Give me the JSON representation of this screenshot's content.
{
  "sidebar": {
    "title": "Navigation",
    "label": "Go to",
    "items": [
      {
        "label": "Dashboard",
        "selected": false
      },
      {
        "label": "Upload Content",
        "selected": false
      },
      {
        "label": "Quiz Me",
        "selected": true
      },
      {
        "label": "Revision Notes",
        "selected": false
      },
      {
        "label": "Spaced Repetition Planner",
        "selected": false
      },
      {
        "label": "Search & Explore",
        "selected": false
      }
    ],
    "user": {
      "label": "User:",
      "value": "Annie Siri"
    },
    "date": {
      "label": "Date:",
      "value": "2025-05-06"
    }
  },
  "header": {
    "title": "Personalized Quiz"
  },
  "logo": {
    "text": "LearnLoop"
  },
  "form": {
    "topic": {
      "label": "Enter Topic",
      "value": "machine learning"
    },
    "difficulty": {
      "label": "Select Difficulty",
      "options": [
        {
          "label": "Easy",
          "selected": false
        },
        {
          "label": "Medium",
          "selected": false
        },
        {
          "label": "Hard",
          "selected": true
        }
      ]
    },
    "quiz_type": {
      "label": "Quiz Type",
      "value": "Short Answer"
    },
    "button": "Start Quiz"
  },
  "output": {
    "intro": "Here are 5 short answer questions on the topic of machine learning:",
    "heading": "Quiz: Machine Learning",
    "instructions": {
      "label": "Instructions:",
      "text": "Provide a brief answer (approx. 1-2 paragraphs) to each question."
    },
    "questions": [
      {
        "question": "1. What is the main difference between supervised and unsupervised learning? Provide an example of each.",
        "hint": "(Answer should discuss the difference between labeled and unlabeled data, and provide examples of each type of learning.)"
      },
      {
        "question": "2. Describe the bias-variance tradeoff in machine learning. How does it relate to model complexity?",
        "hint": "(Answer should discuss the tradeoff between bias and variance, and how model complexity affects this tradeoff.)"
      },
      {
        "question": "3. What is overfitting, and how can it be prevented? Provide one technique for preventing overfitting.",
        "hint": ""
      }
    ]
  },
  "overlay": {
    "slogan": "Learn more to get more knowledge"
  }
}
===============
DO THIS:
Produce an exact copy of all the records.

RESULT:
Give me the JSON representation of this screenshot's content.
{
  "sidebar": {
    "title": "Navigation",
    "label": "Go to",
    "items": [
      {
        "label": "Dashboard",
        "selected": false
      },
      {
        "label": "Upload Content",
        "selected": false
      },
      {
        "label": "Quiz Me",
        "selected": true
      },
      {
        "label": "Revision Notes",
        "selected": false
      },
      {
        "label": "Spaced Repetition Planner",
        "selected": false
      },
      {
        "label": "Search & Explore",
        "selected": false
      }
    ],
    "user": {
      "label": "User:",
      "value": "Annie Siri"
    },
    "date": {
      "label": "Date:",
      "value": "2025-05-06"
    }
  },
  "header": {
    "title": "Personalized Quiz"
  },
  "logo": {
    "text": "LearnLoop"
  },
  "form": {
    "topic": {
      "label": "Enter Topic",
      "value": "machine learning"
    },
    "difficulty": {
      "label": "Select Difficulty",
      "options": [
        {
          "label": "Easy",
          "selected": false
        },
        {
          "label": "Medium",
          "selected": false
        },
        {
          "label": "Hard",
          "selected": true
        }
      ]
    },
    "quiz_type": {
      "label": "Quiz Type",
      "value": "Short Answer"
    },
    "button": "Start Quiz"
  },
  "output": {
    "intro": "Here are 5 short answer questions on the topic of machine learning:",
    "heading": "Quiz: Machine Learning",
    "instructions": {
      "label": "Instructions:",
      "text": "Provide a brief answer (approx. 1-2 paragraphs) to each question."
    },
    "questions": [
      {
        "question": "1. What is the main difference between supervised and unsupervised learning? Provide an example of each.",
        "hint": "(Answer should discuss the difference between labeled and unlabeled data, and provide examples of each type of learning.)"
      },
      {
        "question": "2. Describe the bias-variance tradeoff in machine learning. How does it relate to model complexity?",
        "hint": "(Answer should discuss the tradeoff between bias and variance, and how model complexity affects this tradeoff.)"
      },
      {
        "question": "3. What is overfitting, and how can it be prevented? Provide one technique for preventing overfitting.",
        "hint": ""
      }
    ]
  },
  "overlay": {
    "slogan": "Learn more to get more knowledge"
  }
}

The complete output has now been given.